▶ _Requirement_:
Locate all lines with the word "type". Copy them.

[Stored records]
**********
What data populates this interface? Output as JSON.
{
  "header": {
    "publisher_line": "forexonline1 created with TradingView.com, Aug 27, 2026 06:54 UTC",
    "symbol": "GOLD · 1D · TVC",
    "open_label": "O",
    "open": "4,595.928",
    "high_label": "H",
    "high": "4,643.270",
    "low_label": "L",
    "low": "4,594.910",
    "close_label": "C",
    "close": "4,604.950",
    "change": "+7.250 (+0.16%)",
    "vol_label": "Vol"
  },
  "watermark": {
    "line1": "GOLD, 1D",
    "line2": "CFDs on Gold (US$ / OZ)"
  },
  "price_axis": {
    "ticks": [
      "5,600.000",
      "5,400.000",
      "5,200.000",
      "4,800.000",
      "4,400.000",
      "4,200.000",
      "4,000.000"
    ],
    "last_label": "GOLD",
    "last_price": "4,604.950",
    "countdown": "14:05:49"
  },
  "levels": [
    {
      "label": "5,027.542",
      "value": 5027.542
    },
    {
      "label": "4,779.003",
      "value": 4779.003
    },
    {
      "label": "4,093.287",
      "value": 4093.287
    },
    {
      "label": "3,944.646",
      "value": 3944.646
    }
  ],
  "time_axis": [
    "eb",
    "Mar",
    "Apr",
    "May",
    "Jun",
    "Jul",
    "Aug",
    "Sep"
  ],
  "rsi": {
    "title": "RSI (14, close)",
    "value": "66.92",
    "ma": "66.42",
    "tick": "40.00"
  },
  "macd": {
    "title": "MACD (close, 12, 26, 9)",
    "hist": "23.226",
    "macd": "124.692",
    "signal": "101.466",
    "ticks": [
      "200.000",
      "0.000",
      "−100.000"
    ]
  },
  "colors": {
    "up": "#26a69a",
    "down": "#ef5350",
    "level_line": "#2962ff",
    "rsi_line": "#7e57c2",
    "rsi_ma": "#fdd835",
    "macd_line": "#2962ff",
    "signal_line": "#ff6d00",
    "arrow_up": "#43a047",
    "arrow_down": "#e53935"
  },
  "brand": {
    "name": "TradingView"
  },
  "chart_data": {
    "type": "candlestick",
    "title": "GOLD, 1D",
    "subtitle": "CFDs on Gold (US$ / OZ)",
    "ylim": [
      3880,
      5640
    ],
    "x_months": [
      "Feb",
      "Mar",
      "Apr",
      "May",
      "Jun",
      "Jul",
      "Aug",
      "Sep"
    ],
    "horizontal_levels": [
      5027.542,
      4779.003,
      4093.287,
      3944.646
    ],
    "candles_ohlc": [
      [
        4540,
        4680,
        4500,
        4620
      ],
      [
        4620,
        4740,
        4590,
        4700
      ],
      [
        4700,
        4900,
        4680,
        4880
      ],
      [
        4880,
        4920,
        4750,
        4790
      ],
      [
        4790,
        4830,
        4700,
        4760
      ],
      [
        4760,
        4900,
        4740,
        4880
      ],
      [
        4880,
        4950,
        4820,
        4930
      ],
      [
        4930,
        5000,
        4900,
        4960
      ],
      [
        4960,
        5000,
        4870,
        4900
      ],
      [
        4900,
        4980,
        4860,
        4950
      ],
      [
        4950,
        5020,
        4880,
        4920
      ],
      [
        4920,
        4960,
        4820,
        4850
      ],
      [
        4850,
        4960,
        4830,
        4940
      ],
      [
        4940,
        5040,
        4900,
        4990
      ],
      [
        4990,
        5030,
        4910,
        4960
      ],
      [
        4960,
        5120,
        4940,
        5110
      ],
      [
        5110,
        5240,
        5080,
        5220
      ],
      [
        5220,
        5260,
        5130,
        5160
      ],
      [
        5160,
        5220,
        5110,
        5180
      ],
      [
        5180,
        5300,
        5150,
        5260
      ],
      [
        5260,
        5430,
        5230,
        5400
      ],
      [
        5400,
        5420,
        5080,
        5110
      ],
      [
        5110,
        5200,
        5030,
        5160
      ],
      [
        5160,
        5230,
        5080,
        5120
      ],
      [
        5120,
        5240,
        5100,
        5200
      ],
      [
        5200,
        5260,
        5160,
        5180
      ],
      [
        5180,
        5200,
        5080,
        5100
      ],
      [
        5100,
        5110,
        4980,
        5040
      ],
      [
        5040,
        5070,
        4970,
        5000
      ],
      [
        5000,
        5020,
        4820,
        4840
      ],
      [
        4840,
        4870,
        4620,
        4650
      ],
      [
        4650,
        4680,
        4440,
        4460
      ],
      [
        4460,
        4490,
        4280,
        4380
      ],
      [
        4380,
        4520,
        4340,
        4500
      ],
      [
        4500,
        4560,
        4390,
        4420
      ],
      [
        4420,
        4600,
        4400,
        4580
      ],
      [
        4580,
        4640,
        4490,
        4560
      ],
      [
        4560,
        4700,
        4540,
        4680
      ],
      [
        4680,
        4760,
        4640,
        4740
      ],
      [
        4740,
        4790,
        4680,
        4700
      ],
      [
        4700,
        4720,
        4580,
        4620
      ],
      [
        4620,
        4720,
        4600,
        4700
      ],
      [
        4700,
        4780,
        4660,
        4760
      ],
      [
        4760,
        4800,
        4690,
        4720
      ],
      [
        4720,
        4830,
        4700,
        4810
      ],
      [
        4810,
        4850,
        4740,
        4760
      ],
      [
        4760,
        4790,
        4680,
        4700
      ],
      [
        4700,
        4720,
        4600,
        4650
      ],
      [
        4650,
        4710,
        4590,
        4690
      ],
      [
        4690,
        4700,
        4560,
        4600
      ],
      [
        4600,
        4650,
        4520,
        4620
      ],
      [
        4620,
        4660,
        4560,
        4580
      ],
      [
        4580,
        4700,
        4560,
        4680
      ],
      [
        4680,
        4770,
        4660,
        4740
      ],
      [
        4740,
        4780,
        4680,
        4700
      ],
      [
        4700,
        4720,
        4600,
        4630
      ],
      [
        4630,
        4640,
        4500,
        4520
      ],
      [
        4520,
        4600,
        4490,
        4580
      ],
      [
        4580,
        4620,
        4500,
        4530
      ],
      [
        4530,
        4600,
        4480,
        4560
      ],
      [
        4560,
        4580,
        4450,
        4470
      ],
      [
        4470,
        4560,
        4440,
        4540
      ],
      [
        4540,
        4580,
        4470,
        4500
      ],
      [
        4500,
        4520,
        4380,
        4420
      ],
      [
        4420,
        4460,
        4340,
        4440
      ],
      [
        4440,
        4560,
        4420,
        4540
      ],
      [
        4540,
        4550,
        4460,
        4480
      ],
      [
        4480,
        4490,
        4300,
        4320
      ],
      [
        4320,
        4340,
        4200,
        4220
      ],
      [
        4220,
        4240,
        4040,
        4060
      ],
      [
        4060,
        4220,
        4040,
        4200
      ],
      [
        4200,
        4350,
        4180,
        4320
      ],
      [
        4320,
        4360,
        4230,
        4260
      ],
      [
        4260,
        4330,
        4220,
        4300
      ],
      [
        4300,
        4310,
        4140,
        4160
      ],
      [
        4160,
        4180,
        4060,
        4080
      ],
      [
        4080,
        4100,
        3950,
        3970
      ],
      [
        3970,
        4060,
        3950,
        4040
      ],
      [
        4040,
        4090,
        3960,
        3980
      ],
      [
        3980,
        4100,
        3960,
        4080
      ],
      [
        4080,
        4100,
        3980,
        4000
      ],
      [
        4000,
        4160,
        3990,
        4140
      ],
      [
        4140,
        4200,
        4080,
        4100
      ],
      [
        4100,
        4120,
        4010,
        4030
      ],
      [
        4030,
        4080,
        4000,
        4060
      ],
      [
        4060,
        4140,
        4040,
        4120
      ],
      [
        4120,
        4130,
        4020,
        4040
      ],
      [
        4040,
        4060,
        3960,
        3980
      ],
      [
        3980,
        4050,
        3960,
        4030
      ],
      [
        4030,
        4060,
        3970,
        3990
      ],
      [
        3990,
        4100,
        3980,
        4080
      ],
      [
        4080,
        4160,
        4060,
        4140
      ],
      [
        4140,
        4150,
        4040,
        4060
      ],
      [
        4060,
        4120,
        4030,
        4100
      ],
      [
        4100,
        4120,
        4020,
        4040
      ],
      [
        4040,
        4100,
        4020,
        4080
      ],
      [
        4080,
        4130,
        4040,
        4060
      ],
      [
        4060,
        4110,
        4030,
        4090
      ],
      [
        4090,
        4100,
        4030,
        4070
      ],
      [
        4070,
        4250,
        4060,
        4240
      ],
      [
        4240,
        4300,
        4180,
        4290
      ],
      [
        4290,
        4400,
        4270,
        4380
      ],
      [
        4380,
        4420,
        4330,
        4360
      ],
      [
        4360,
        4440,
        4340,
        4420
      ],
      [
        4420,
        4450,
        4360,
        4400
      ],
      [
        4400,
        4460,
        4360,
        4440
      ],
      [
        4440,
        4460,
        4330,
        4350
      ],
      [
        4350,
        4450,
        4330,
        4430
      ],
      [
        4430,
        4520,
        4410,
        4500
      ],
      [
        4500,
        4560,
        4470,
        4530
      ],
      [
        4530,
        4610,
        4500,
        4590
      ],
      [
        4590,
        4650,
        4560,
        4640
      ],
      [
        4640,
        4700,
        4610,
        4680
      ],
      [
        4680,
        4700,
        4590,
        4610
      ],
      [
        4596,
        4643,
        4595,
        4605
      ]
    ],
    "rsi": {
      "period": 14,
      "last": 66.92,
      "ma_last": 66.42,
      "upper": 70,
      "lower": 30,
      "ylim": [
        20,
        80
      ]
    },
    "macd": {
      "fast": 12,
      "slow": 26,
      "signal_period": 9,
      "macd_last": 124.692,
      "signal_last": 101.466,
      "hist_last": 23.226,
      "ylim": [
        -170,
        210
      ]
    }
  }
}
**********
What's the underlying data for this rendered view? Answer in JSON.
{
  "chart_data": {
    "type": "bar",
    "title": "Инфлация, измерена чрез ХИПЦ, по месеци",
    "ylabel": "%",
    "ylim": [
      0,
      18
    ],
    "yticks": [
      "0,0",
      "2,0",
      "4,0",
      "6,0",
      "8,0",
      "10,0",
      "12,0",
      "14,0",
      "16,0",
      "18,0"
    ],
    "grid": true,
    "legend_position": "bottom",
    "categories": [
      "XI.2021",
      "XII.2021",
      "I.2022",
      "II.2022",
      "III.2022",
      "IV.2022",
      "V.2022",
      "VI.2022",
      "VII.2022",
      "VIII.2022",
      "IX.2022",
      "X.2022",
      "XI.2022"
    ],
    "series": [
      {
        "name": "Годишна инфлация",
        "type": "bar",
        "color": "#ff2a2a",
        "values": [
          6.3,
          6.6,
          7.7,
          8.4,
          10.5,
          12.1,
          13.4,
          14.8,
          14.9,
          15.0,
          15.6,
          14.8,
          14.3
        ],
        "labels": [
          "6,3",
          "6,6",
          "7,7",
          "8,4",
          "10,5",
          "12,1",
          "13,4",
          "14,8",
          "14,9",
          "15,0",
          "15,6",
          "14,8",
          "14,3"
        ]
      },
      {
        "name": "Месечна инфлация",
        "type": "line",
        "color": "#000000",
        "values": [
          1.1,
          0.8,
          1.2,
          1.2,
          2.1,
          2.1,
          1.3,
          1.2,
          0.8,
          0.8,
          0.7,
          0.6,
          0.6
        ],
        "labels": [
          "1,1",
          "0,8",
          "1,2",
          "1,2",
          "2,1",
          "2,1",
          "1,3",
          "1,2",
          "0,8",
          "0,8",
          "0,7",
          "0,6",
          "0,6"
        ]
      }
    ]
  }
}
**********
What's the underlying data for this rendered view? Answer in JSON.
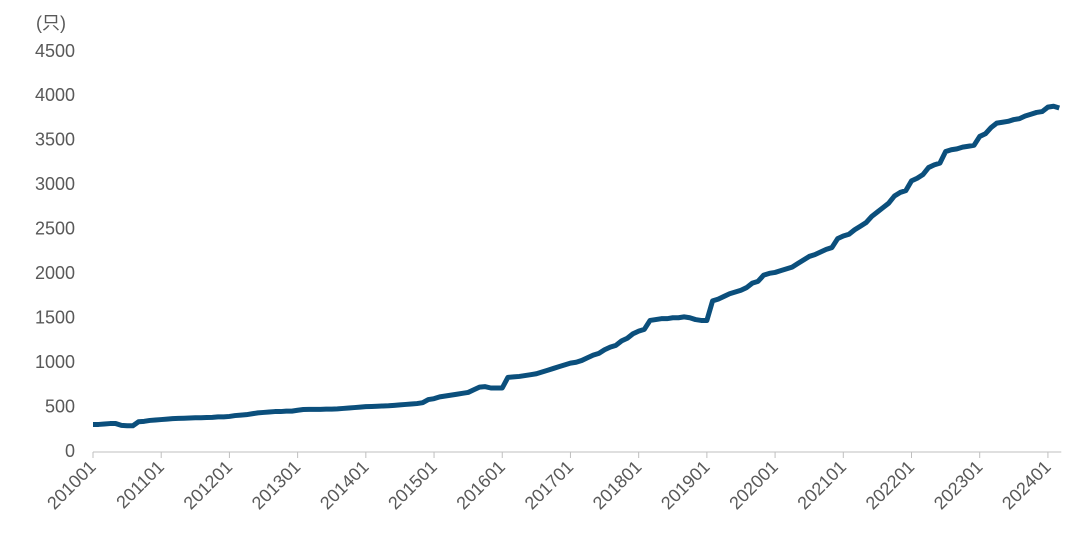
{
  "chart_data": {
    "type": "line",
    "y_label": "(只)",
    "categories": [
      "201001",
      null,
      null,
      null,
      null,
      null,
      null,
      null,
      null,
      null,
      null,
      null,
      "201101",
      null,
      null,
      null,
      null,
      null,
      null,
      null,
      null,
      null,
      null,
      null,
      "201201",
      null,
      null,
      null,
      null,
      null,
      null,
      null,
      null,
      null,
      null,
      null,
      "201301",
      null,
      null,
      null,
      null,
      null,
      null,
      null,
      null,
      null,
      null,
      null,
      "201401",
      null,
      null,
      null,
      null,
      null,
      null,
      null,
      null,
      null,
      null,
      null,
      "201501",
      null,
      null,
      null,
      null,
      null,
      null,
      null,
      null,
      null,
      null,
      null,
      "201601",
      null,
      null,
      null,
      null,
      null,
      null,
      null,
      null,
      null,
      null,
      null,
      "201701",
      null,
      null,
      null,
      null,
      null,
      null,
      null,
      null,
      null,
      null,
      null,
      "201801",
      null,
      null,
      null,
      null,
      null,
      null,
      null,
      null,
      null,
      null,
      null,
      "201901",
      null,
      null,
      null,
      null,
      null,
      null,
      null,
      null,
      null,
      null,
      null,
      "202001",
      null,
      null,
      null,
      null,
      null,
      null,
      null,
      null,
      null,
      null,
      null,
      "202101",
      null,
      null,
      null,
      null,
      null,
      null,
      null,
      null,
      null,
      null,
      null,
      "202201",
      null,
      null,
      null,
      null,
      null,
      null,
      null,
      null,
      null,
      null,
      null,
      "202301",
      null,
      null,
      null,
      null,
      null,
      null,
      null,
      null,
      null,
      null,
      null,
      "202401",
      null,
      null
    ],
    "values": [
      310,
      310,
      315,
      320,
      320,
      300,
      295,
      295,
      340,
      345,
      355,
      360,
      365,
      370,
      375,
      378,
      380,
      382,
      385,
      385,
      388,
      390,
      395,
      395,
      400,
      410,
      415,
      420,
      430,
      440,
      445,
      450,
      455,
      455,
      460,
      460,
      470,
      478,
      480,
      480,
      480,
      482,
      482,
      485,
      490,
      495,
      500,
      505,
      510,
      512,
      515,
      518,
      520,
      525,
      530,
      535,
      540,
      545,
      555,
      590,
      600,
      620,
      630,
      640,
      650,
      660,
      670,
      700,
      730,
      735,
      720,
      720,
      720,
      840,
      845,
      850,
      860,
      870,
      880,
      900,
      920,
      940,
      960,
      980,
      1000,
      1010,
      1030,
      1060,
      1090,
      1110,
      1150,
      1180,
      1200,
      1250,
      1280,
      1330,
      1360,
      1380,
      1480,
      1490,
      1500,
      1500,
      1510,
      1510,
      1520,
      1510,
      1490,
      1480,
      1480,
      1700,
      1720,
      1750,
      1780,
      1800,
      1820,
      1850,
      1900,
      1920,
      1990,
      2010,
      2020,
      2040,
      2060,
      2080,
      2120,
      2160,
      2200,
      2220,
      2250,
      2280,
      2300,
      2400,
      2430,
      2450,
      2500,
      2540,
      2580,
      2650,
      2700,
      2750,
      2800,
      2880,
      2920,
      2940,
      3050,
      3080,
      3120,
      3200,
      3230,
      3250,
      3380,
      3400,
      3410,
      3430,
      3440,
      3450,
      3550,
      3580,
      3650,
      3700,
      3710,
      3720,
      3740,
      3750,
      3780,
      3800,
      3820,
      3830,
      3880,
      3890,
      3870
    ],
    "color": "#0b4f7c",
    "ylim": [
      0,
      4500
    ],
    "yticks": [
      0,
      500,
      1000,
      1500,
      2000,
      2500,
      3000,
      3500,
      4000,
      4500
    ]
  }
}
**********
▶ _Right answer_:
    "type": "candlestick",
    "type": "bar",
        "type": "bar",
        "type": "line",
    "type": "line",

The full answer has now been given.